WRITTEN TASK.
Wherever the string "tészták" appears, copy the whole line.

Saved entries:
-- begin --
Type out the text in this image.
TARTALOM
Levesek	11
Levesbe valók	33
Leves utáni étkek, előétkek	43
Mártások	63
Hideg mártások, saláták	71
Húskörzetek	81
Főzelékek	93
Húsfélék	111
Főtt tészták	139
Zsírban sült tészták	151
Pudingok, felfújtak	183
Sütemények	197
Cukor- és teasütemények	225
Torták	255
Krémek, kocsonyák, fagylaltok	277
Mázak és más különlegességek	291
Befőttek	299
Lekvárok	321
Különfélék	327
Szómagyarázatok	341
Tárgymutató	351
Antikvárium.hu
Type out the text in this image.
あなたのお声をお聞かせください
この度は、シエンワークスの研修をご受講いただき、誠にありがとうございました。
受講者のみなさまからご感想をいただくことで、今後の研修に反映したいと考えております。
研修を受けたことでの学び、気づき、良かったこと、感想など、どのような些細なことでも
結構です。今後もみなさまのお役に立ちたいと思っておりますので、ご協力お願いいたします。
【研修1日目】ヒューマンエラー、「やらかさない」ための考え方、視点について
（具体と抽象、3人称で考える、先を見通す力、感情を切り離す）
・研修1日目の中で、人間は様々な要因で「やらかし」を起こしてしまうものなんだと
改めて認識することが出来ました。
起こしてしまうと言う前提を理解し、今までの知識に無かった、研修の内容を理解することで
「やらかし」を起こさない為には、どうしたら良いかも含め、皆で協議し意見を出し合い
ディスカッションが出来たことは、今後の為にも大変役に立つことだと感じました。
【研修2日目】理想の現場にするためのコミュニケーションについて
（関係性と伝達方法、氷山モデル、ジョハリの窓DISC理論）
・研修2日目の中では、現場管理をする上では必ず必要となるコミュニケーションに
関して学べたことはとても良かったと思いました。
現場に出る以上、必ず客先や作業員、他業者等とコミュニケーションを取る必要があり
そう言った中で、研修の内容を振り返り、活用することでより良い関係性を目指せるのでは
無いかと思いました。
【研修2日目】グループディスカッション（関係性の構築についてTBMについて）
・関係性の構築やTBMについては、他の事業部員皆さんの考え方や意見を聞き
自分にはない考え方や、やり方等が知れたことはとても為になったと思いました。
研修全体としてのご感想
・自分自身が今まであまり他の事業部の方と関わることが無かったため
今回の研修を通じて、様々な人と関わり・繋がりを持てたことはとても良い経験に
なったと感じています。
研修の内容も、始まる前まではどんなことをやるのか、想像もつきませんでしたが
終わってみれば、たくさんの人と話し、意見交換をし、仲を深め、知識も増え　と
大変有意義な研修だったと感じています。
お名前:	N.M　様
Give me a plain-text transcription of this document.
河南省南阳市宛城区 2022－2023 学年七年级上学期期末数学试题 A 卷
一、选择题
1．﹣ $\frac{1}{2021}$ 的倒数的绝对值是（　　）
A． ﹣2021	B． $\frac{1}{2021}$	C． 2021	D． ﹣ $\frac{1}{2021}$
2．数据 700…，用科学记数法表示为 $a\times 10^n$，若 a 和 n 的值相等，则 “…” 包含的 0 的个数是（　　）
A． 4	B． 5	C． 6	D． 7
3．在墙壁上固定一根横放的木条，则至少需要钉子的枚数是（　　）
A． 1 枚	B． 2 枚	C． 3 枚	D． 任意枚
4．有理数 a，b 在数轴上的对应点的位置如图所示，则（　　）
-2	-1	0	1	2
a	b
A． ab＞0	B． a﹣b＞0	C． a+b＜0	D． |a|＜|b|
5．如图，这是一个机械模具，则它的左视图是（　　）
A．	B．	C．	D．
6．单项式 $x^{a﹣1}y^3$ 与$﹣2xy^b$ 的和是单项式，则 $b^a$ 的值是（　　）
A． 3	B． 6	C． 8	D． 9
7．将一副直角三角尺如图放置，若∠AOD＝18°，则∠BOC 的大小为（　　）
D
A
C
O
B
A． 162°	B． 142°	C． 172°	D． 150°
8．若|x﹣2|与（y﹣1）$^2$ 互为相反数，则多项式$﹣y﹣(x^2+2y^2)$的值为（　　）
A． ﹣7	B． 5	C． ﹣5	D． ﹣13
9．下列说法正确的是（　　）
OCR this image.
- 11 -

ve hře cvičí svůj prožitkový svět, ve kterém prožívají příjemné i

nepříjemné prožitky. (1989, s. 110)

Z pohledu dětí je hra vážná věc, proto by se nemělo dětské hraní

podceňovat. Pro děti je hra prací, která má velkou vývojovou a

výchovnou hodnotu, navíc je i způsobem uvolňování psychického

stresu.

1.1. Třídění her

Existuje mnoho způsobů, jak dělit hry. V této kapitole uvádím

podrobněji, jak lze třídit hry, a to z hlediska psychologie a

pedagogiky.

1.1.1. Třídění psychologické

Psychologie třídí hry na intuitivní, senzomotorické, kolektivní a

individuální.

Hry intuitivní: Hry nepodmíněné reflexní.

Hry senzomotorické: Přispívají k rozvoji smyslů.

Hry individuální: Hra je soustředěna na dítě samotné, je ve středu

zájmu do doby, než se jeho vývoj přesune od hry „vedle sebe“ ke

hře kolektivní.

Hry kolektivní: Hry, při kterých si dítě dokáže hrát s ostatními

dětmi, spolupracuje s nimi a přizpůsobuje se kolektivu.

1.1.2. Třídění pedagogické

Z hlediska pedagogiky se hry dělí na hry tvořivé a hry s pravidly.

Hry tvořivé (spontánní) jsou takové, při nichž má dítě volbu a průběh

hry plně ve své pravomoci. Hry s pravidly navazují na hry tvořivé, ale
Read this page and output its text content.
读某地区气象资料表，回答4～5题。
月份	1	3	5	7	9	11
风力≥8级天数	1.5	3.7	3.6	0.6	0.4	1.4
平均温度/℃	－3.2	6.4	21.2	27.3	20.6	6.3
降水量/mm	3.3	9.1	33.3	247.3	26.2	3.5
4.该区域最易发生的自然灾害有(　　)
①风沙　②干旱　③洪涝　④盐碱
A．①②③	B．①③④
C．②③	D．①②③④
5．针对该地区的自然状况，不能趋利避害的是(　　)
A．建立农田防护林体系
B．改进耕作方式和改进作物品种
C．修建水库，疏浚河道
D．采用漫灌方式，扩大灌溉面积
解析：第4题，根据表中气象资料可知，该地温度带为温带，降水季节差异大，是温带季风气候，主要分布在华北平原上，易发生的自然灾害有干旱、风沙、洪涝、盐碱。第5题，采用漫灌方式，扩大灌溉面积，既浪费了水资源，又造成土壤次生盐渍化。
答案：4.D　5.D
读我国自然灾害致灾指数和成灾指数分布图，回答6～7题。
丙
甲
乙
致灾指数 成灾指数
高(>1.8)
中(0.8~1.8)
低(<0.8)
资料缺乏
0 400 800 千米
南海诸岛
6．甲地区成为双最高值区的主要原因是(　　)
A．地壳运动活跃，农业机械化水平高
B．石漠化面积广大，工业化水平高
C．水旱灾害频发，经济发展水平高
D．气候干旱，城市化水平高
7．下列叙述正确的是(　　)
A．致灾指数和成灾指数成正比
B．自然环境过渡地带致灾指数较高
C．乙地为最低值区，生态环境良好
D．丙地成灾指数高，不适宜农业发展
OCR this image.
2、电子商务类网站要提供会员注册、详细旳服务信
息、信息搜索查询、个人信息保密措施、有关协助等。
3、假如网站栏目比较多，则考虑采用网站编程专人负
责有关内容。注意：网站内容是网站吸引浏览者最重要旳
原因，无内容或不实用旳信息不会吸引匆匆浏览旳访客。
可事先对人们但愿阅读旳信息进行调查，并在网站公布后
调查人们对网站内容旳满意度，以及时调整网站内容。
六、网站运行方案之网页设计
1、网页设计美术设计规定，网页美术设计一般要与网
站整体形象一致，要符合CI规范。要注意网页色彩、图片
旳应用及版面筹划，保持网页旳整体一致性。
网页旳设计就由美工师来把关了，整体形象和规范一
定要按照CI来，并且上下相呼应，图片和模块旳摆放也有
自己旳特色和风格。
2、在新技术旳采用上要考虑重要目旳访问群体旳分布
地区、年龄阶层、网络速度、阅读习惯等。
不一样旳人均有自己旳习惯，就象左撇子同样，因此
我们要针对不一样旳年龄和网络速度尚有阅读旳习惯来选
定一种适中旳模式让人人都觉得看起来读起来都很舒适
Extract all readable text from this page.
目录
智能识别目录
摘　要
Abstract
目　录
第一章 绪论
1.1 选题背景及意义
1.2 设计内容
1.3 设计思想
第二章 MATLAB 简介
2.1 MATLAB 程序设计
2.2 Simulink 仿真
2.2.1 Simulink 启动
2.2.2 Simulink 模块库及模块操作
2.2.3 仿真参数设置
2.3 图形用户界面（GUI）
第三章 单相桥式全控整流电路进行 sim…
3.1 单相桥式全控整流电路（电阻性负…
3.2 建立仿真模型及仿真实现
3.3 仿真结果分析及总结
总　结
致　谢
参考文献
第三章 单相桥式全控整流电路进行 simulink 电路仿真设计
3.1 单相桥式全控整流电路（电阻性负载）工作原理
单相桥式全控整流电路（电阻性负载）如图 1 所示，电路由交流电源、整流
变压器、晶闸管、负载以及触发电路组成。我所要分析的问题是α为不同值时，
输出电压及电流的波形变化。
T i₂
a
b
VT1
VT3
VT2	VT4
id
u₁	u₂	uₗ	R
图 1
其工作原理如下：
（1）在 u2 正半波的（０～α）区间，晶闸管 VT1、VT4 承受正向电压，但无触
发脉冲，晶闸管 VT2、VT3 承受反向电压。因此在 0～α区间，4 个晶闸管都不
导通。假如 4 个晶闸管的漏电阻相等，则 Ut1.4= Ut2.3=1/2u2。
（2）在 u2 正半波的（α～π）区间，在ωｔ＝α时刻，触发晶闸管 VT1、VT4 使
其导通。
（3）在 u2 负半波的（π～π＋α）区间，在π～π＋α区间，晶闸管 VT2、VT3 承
-- end --
FINAL RESULT.
Főtt tészták	139
Zsírban sült tészták	151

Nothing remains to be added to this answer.